_Document passage_
▽
Not a single officer came to talk to Rivera about the altercation, he says.

No attempt was made to discipline the other firefighters, according to Rivera.

Soon, he says, he was “excommunicated” from the firehouse. He endured the silent treatment everywhere he went — even at fires.

Rivera charged his colleagues even left him alone in a blaze more than once, a dangerous breach of FDNY protocol.

The abuse continued, according to allegations in Rivera’s suit, with firefighters defacing bulletin board pictures of him by drawing whiskers and a rat face on them.

They refused to swap shifts with him, a common FDNY practice, and didn’t acknowledge the death of his 106-year-old grandmother, a major figure in his life.

His name was also removed from the daily shift assignments, he said. When he actually carved it into a wooden board, it was whittled out. When he wrote it in marker, it was blacked out, he says.

At the same time Rivera was allegedly suffering at Ladder 35, so was another firefighter — who filed his own discrimination lawsuit against the FDNY last year.

Rookie Firefighter Gordon Springs has claimed he was sexually assaulted in May 2015 by a more senior smoke-eater, who allegedly forced the probie to get on a workout bench at the firehouse gym and then placed his genitals on Springs’ forehead.

A few months later, in August, Springs was also “bucketed” at Ladder 35, according to court documents.

The probie was ordered to climb a 20-foot pole, only to have dirty mop water dumped on his head. Unable to keep his grip, Springs fell.

Rivera said he wasn’t present for either of the alleged incidents with Springs. By then, he had sought counseling to deal with his mounting anxiety, depression and insomnia, he says.
△
_Information_
▽
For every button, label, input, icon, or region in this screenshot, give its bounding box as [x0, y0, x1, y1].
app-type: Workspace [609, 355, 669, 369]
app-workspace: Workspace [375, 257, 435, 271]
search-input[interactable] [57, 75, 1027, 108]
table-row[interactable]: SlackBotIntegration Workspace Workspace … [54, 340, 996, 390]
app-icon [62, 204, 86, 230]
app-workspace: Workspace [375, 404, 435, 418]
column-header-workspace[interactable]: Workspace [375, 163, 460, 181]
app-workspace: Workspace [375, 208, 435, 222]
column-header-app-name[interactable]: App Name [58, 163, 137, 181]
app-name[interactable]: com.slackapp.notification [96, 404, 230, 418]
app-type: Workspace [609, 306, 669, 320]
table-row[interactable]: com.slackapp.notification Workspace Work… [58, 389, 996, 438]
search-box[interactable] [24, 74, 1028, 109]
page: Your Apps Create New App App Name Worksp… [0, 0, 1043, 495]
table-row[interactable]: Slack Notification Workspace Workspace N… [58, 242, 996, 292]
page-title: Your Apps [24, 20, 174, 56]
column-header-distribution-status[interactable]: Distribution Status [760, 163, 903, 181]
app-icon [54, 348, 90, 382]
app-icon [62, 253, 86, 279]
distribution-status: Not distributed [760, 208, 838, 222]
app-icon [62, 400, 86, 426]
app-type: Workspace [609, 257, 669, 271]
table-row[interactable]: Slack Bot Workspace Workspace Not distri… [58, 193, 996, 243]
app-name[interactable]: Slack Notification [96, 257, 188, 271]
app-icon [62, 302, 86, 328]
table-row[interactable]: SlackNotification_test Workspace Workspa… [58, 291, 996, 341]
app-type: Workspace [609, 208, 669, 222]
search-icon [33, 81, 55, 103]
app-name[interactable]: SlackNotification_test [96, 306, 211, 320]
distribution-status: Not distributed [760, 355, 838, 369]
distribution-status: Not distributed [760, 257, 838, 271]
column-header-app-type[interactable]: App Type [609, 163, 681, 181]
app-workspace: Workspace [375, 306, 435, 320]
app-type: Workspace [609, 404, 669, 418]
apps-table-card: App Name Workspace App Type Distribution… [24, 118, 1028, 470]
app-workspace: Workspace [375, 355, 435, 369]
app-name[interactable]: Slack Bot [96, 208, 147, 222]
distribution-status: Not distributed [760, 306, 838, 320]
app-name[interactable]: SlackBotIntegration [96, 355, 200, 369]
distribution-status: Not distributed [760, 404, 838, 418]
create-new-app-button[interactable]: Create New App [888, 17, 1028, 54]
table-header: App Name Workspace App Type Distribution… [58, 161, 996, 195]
△
_Work to complete_
(a) According to the article about Rivera, which conditions did he seek counseling for? List them all.
(b) In the article about Rivera, how tall was the pole Springs was ordered to climb?
(c) Write the next part of the article about Rivera, starting after its final sentence.
The data above are separate material, apart from the article about Rivera.

_Answers for this exercise_
(a) Anxiety, depression, insomnia

(b) It was 20 feet tall.

(c)
His union rep told Rivera he was hated and would have to transfer, but Rivera knew that wasn’t a solution.

“I know how it works, because I’ve seen it in action. The firefighters will call around to any house you go to,” he said. “They’ll call up and say, ‘Let me tell you about the POS (piece of s--t) you’re about to get.’ Once you are labeled in the FDNY, it’s for life.”

As the situation deteriorated, Rivera says, he had several ugly confrontations with other firefighters — with one calling him a “spic.” He said he was still left alone at fires — against all FDNY training.

But even when he reported it up the chain of command, the complaints went nowhere, he said.

The FDNY did take one step to discipline the firefighter who Rivera said was the main instigator against him, Rivera says.

In December 2015, the department moved the firefighter to Engine 23, the firehouse closest to Ladder 35 and still in the same battalion, meaning both companies responded to the same calls, Rivera says.

After another shouting match in April 2016 — when a much younger firefighter allegedly yelled to him that “You’re a nobody,” and lunged at him — Rivera went out on medical leave, he says. In a May 2017 letter to Commissioner Nigro, FDNY chief medical officer Kerry Kelly outlined Rivera’s workplace issues and confirmed the PTSD diagnosis.

Rivera, who retired for good this past Jan. 10, says he did not want to give up his job.

But knowing the culture of the FDNY, he says, he could see no other way out.

“Some people came to me privately and expressed empathy for what I was going through, but nobody would challenge the pack or stop the hazing behavior. Nothing changed, things just got worse,” he said.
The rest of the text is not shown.